§ **Challenge**: Below are some records; return each one exactly.

§ **Exercise data**:
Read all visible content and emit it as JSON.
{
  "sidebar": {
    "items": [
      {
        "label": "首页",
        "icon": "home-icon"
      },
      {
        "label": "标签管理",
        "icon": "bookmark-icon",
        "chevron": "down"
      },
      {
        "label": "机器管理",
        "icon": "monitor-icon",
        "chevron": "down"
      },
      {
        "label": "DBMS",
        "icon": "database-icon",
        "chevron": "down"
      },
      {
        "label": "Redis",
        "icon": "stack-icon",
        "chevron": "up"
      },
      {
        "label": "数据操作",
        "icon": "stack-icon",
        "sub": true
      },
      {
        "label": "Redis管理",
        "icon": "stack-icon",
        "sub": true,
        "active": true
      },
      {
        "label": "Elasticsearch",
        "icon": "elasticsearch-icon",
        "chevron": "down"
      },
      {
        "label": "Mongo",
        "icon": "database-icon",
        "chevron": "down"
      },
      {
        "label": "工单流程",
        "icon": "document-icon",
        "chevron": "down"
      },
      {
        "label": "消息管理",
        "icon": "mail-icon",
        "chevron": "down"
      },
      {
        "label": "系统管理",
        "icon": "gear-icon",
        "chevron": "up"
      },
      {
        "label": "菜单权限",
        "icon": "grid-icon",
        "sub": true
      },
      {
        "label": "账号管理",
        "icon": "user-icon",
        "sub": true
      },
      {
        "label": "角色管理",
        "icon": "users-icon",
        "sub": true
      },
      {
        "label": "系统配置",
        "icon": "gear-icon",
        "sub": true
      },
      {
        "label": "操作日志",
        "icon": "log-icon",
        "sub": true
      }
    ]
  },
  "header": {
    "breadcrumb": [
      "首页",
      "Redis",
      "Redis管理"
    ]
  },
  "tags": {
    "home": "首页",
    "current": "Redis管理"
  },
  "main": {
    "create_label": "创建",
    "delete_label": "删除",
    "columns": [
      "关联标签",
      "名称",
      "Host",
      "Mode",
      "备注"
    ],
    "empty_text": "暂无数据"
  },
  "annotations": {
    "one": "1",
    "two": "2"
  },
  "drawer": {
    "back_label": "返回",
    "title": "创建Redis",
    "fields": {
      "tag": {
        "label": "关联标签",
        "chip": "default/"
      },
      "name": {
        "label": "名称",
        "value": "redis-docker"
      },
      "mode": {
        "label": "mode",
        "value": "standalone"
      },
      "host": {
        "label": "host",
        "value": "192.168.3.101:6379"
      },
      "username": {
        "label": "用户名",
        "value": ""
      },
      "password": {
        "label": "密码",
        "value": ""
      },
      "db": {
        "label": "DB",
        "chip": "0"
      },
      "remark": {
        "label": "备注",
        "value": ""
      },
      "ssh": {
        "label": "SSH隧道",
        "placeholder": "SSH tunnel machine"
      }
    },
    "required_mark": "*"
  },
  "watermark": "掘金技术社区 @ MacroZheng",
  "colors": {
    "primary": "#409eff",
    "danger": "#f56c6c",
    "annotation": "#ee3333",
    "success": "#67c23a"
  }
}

§ **Response**:
Read all visible content and emit it as JSON.
{
  "sidebar": {
    "items": [
      {
        "label": "首页",
        "icon": "home-icon"
      },
      {
        "label": "标签管理",
        "icon": "bookmark-icon",
        "chevron": "down"
      },
      {
        "label": "机器管理",
        "icon": "monitor-icon",
        "chevron": "down"
      },
      {
        "label": "DBMS",
        "icon": "database-icon",
        "chevron": "down"
      },
      {
        "label": "Redis",
        "icon": "stack-icon",
        "chevron": "up"
      },
      {
        "label": "数据操作",
        "icon": "stack-icon",
        "sub": true
      },
      {
        "label": "Redis管理",
        "icon": "stack-icon",
        "sub": true,
        "active": true
      },
      {
        "label": "Elasticsearch",
        "icon": "elasticsearch-icon",
        "chevron": "down"
      },
      {
        "label": "Mongo",
        "icon": "database-icon",
        "chevron": "down"
      },
      {
        "label": "工单流程",
        "icon": "document-icon",
        "chevron": "down"
      },
      {
        "label": "消息管理",
        "icon": "mail-icon",
        "chevron": "down"
      },
      {
        "label": "系统管理",
        "icon": "gear-icon",
        "chevron": "up"
      },
      {
        "label": "菜单权限",
        "icon": "grid-icon",
        "sub": true
      },
      {
        "label": "账号管理",
        "icon": "user-icon",
        "sub": true
      },
      {
        "label": "角色管理",
        "icon": "users-icon",
        "sub": true
      },
      {
        "label": "系统配置",
        "icon": "gear-icon",
        "sub": true
      },
      {
        "label": "操作日志",
        "icon": "log-icon",
        "sub": true
      }
    ]
  },
  "header": {
    "breadcrumb": [
      "首页",
      "Redis",
      "Redis管理"
    ]
  },
  "tags": {
    "home": "首页",
    "current": "Redis管理"
  },
  "main": {
    "create_label": "创建",
    "delete_label": "删除",
    "columns": [
      "关联标签",
      "名称",
      "Host",
      "Mode",
      "备注"
    ],
    "empty_text": "暂无数据"
  },
  "annotations": {
    "one": "1",
    "two": "2"
  },
  "drawer": {
    "back_label": "返回",
    "title": "创建Redis",
    "fields": {
      "tag": {
        "label": "关联标签",
        "chip": "default/"
      },
      "name": {
        "label": "名称",
        "value": "redis-docker"
      },
      "mode": {
        "label": "mode",
        "value": "standalone"
      },
      "host": {
        "label": "host",
        "value": "192.168.3.101:6379"
      },
      "username": {
        "label": "用户名",
        "value": ""
      },
      "password": {
        "label": "密码",
        "value": ""
      },
      "db": {
        "label": "DB",
        "chip": "0"
      },
      "remark": {
        "label": "备注",
        "value": ""
      },
      "ssh": {
        "label": "SSH隧道",
        "placeholder": "SSH tunnel machine"
      }
    },
    "required_mark": "*"
  },
  "watermark": "掘金技术社区 @ MacroZheng",
  "colors": {
    "primary": "#409eff",
    "danger": "#f56c6c",
    "annotation": "#ee3333",
    "success": "#67c23a"
  }
}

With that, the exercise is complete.